**EXERCISE PROMPT:**
Report every line below that holds the word "vitrifiée".

**Excerpt from a dataset:**

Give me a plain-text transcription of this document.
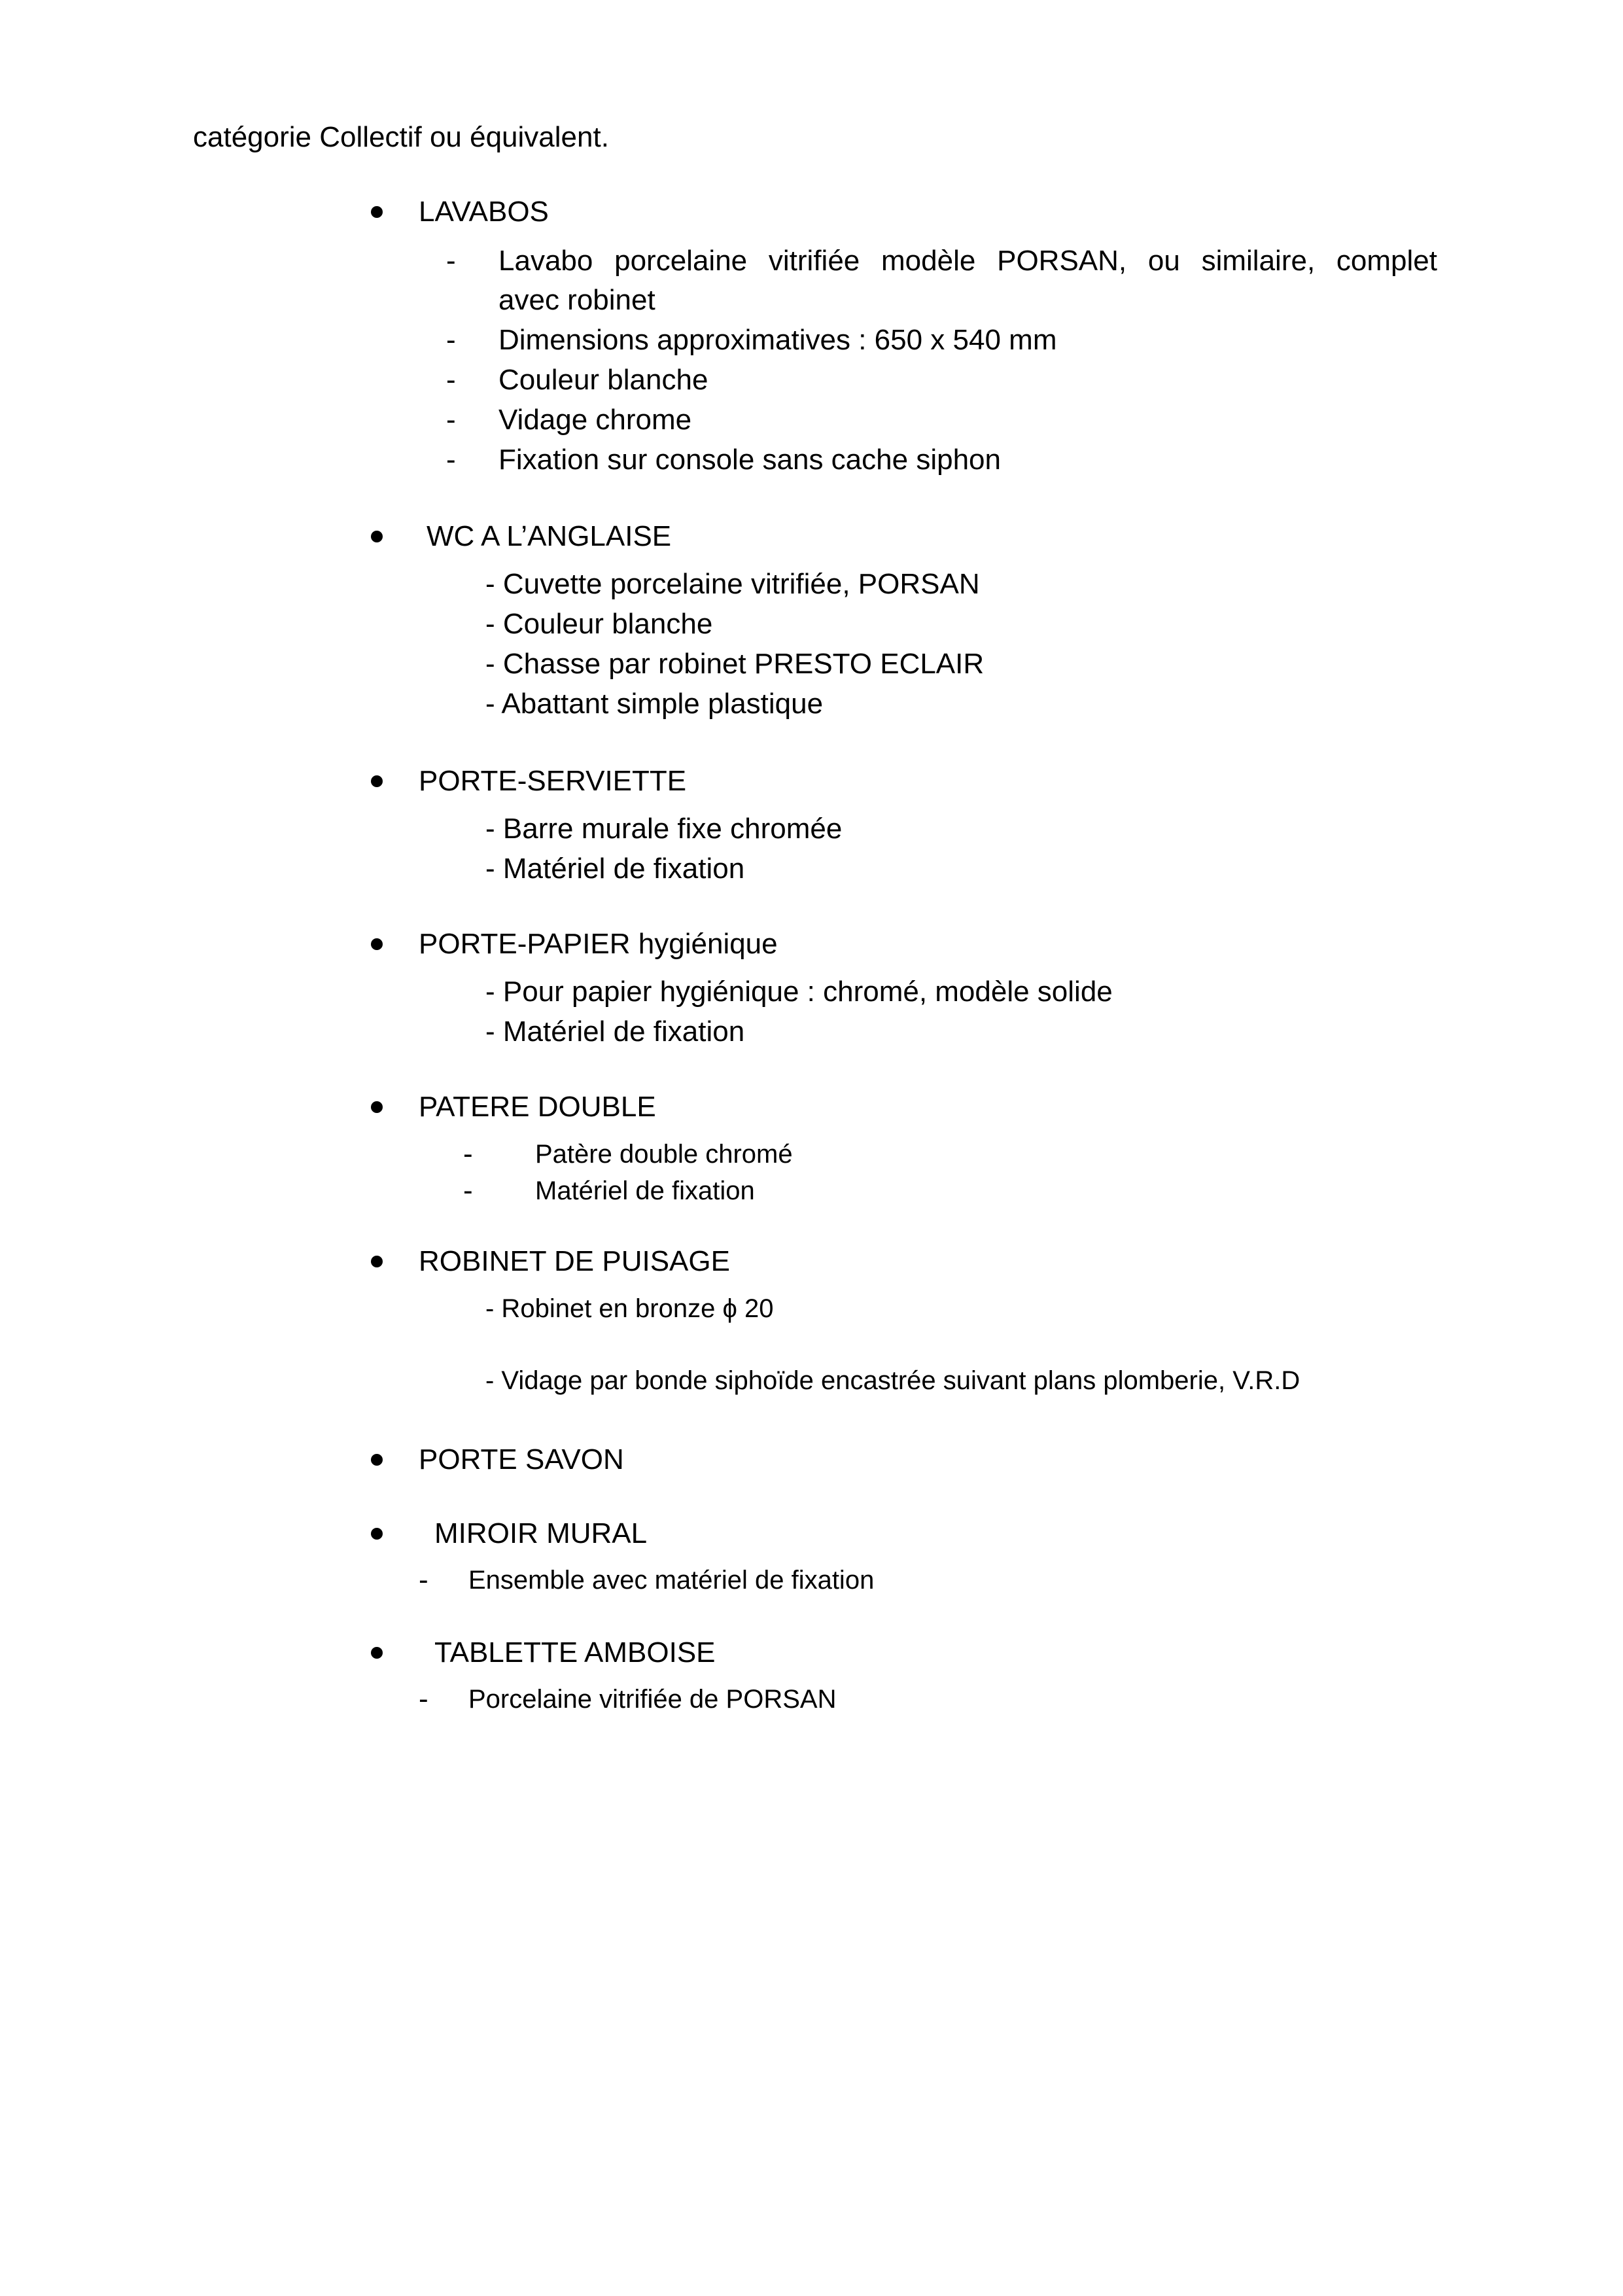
catégorie Collectif ou équivalent.
LAVABOS
- Lavabo porcelaine vitrifiée modèle PORSAN, ou similaire, complet
avec robinet
- Dimensions approximatives : 650 x 540 mm
- Couleur blanche
- Vidage chrome
- Fixation sur console sans cache siphon
WC A L’ANGLAISE
- Cuvette porcelaine vitrifiée, PORSAN
- Couleur blanche
- Chasse par robinet PRESTO ECLAIR
- Abattant simple plastique
PORTE-SERVIETTE
- Barre murale fixe chromée
- Matériel de fixation
PORTE-PAPIER hygiénique
- Pour papier hygiénique : chromé, modèle solide
- Matériel de fixation
PATERE DOUBLE
- Patère double chromé
- Matériel de fixation
ROBINET DE PUISAGE
- Robinet en bronze ϕ 20
- Vidage par bonde siphoïde encastrée suivant plans plomberie, V.R.D
PORTE SAVON
MIROIR MURAL
- Ensemble avec matériel de fixation
TABLETTE AMBOISE
- Porcelaine vitrifiée de PORSAN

**RESPONSE:**
- Lavabo porcelaine vitrifiée modèle PORSAN, ou similaire, complet
- Cuvette porcelaine vitrifiée, PORSAN
- Porcelaine vitrifiée de PORSAN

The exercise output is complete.